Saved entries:
--*--
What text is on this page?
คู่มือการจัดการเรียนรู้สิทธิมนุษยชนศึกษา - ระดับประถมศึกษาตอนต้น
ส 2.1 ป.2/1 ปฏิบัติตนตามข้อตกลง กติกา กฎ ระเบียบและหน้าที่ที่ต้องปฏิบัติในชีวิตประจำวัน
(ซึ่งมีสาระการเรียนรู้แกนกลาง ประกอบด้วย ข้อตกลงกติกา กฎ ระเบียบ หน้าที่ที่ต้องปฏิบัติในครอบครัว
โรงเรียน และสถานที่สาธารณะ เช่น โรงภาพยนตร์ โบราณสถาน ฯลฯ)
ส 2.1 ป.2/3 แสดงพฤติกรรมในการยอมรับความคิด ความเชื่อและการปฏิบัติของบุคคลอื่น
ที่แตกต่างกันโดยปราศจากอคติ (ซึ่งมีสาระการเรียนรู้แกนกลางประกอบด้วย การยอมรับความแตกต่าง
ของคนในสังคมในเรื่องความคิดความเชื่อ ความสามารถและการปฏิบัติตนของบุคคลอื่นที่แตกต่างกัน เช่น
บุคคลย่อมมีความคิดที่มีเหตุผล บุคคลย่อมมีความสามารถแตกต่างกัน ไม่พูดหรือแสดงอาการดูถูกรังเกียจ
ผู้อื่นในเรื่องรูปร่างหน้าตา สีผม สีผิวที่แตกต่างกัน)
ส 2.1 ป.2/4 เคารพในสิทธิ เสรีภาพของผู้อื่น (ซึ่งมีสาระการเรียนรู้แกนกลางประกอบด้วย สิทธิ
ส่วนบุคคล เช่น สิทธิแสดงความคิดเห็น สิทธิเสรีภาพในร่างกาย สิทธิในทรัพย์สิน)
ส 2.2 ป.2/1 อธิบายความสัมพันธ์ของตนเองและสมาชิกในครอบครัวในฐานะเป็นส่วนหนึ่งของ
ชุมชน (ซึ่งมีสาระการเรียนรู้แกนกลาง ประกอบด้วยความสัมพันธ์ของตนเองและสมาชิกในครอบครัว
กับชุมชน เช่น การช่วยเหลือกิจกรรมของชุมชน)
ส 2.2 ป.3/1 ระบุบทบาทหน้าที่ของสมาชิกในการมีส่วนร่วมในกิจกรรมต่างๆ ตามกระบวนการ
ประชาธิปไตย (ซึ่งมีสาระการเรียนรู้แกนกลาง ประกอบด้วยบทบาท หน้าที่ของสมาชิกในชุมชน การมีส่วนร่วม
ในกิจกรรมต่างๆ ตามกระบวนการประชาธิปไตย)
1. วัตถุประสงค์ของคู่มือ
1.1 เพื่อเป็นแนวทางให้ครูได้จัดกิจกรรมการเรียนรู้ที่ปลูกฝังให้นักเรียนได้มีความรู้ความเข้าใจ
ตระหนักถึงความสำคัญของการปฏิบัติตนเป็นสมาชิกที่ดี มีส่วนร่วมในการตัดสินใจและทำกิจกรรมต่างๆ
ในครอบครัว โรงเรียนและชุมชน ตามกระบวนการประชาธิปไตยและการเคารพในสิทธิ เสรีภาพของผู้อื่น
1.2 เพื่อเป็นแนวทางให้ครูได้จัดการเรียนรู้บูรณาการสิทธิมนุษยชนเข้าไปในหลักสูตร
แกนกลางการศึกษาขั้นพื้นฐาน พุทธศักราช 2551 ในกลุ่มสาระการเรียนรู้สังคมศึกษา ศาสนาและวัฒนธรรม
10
--*--
Show the lines of the records that include the string "ของตนเองและสมาช".

> Exercise result
ส 2.2 ป.2/1 อธิบายความสัมพันธ์ของตนเองและสมาชิกในครอบครัวในฐานะเป็นส่วนหนึ่งของ
ชุมชน (ซึ่งมีสาระการเรียนรู้แกนกลาง ประกอบด้วยความสัมพันธ์ของตนเองและสมาชิกในครอบครัว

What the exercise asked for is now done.